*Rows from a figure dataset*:
________________________________________

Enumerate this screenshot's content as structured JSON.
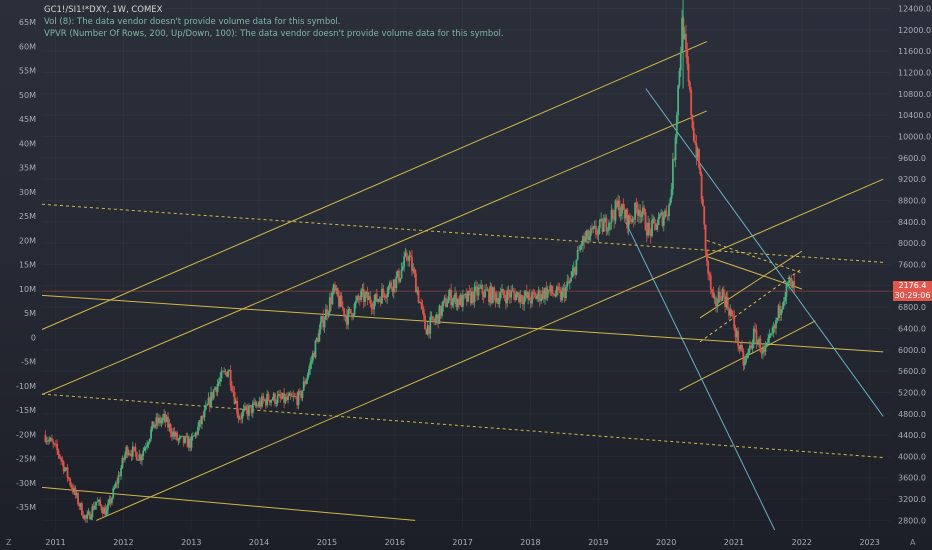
{
  "header": {
    "title": "GC1!/SI1!*DXY, 1W, COMEX",
    "vol_note": "Vol (8): The data vendor doesn't provide volume data for this symbol.",
    "vpvr_note": "VPVR (Number Of Rows, 200, Up/Down, 100): The data vendor doesn't provide volume data for this symbol."
  },
  "price_tag": {
    "price": "2176.4",
    "countdown": "30:29:06"
  },
  "corner_labels": {
    "left": "Z",
    "right": "A"
  },
  "colors": {
    "up": "#4caf7d",
    "down": "#e0534b",
    "channel": "#e6c84a",
    "trend": "#6fbfd0",
    "axis_text": "#a9adb7",
    "price_line": "#e1574d"
  },
  "chart_data": {
    "type": "candlestick",
    "title": "GC1!/SI1!*DXY, 1W, COMEX",
    "x_tick_labels": [
      "2011",
      "2012",
      "2013",
      "2014",
      "2015",
      "2016",
      "2017",
      "2018",
      "2019",
      "2020",
      "2021",
      "2022",
      "2023"
    ],
    "x_range": [
      2010.8,
      2023.3
    ],
    "y_tick_labels": [
      "12400.0",
      "12000.0",
      "11600.0",
      "11200.0",
      "10800.0",
      "10400.0",
      "10000.0",
      "9600.0",
      "9200.0",
      "8800.0",
      "8400.0",
      "8000.0",
      "7600.0",
      "7200.0",
      "6800.0",
      "6400.0",
      "6000.0",
      "5600.0",
      "5200.0",
      "4800.0",
      "4400.0",
      "4000.0",
      "3600.0",
      "3200.0",
      "2800.0"
    ],
    "y_range": [
      2620,
      12560
    ],
    "left_axis_labels": [
      "65M",
      "60M",
      "55M",
      "50M",
      "45M",
      "40M",
      "35M",
      "30M",
      "25M",
      "20M",
      "15M",
      "10M",
      "5M",
      "0",
      "-5M",
      "-10M",
      "-15M",
      "-20M",
      "-25M",
      "-30M",
      "-35M"
    ],
    "last_price": 2176.4,
    "anchors": [
      [
        2010.85,
        4400
      ],
      [
        2011.05,
        4050
      ],
      [
        2011.25,
        3400
      ],
      [
        2011.45,
        2800
      ],
      [
        2011.6,
        3150
      ],
      [
        2011.75,
        2950
      ],
      [
        2011.9,
        3500
      ],
      [
        2012.05,
        4150
      ],
      [
        2012.25,
        4000
      ],
      [
        2012.45,
        4600
      ],
      [
        2012.6,
        4700
      ],
      [
        2012.8,
        4300
      ],
      [
        2013.0,
        4250
      ],
      [
        2013.2,
        4800
      ],
      [
        2013.35,
        5300
      ],
      [
        2013.55,
        5650
      ],
      [
        2013.7,
        4750
      ],
      [
        2013.9,
        4900
      ],
      [
        2014.15,
        5100
      ],
      [
        2014.4,
        5050
      ],
      [
        2014.6,
        5100
      ],
      [
        2014.75,
        5700
      ],
      [
        2014.9,
        6400
      ],
      [
        2015.1,
        7100
      ],
      [
        2015.3,
        6600
      ],
      [
        2015.5,
        7000
      ],
      [
        2015.7,
        6900
      ],
      [
        2015.85,
        7100
      ],
      [
        2016.05,
        7350
      ],
      [
        2016.2,
        7800
      ],
      [
        2016.3,
        7300
      ],
      [
        2016.45,
        6400
      ],
      [
        2016.6,
        6550
      ],
      [
        2016.8,
        7000
      ],
      [
        2017.0,
        6900
      ],
      [
        2017.25,
        7100
      ],
      [
        2017.5,
        7000
      ],
      [
        2017.75,
        7050
      ],
      [
        2018.0,
        6950
      ],
      [
        2018.25,
        7100
      ],
      [
        2018.45,
        7000
      ],
      [
        2018.6,
        7300
      ],
      [
        2018.75,
        8000
      ],
      [
        2018.9,
        8150
      ],
      [
        2019.1,
        8350
      ],
      [
        2019.3,
        8700
      ],
      [
        2019.45,
        8400
      ],
      [
        2019.6,
        8700
      ],
      [
        2019.75,
        8200
      ],
      [
        2019.95,
        8500
      ],
      [
        2020.05,
        8700
      ],
      [
        2020.12,
        9700
      ],
      [
        2020.18,
        11000
      ],
      [
        2020.24,
        12200
      ],
      [
        2020.32,
        11100
      ],
      [
        2020.4,
        10100
      ],
      [
        2020.5,
        9300
      ],
      [
        2020.6,
        7600
      ],
      [
        2020.7,
        6800
      ],
      [
        2020.82,
        7100
      ],
      [
        2020.95,
        6700
      ],
      [
        2021.05,
        6200
      ],
      [
        2021.15,
        5700
      ],
      [
        2021.3,
        6300
      ],
      [
        2021.45,
        5900
      ],
      [
        2021.6,
        6400
      ],
      [
        2021.72,
        7000
      ],
      [
        2021.82,
        7250
      ],
      [
        2021.9,
        7100
      ]
    ],
    "lines": [
      {
        "kind": "channel",
        "style": "solid",
        "p1": [
          2010.8,
          6380
        ],
        "p2": [
          2020.6,
          11780
        ]
      },
      {
        "kind": "channel",
        "style": "solid",
        "p1": [
          2010.8,
          5160
        ],
        "p2": [
          2020.6,
          10480
        ]
      },
      {
        "kind": "channel",
        "style": "solid",
        "p1": [
          2011.6,
          2800
        ],
        "p2": [
          2023.2,
          9200
        ]
      },
      {
        "kind": "channel",
        "style": "solid",
        "p1": [
          2010.8,
          7020
        ],
        "p2": [
          2023.2,
          5960
        ]
      },
      {
        "kind": "channel",
        "style": "solid",
        "p1": [
          2010.8,
          3420
        ],
        "p2": [
          2016.3,
          2800
        ]
      },
      {
        "kind": "channel",
        "style": "dashed",
        "p1": [
          2010.8,
          8730
        ],
        "p2": [
          2023.2,
          7640
        ]
      },
      {
        "kind": "channel",
        "style": "dashed",
        "p1": [
          2010.8,
          5170
        ],
        "p2": [
          2023.2,
          3980
        ]
      },
      {
        "kind": "channel",
        "style": "solid",
        "p1": [
          2020.5,
          6600
        ],
        "p2": [
          2022.0,
          7850
        ]
      },
      {
        "kind": "channel",
        "style": "solid",
        "p1": [
          2020.2,
          5240
        ],
        "p2": [
          2022.2,
          6540
        ]
      },
      {
        "kind": "channel",
        "style": "solid",
        "p1": [
          2020.6,
          7750
        ],
        "p2": [
          2022.0,
          7140
        ]
      },
      {
        "kind": "channel",
        "style": "dashed",
        "p1": [
          2020.6,
          8050
        ],
        "p2": [
          2022.0,
          7440
        ]
      },
      {
        "kind": "channel",
        "style": "dashed",
        "p1": [
          2020.5,
          6150
        ],
        "p2": [
          2022.0,
          7520
        ]
      },
      {
        "kind": "trend",
        "style": "solid",
        "p1": [
          2019.7,
          10900
        ],
        "p2": [
          2023.2,
          4750
        ]
      },
      {
        "kind": "trend",
        "style": "solid",
        "p1": [
          2019.4,
          8400
        ],
        "p2": [
          2021.6,
          2620
        ]
      }
    ]
  }
}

________________________________________

*YOUR TASK*:
Search the data above for the string "this" and return every line that has it.

*WRITTEN RESPONSE*:
Enumerate this screenshot's content as structured JSON.
    "vol_note": "Vol (8): The data vendor doesn't provide volume data for this symbol.",
    "vpvr_note": "VPVR (Number Of Rows, 200, Up/Down, 100): The data vendor doesn't provide volume data for this symbol."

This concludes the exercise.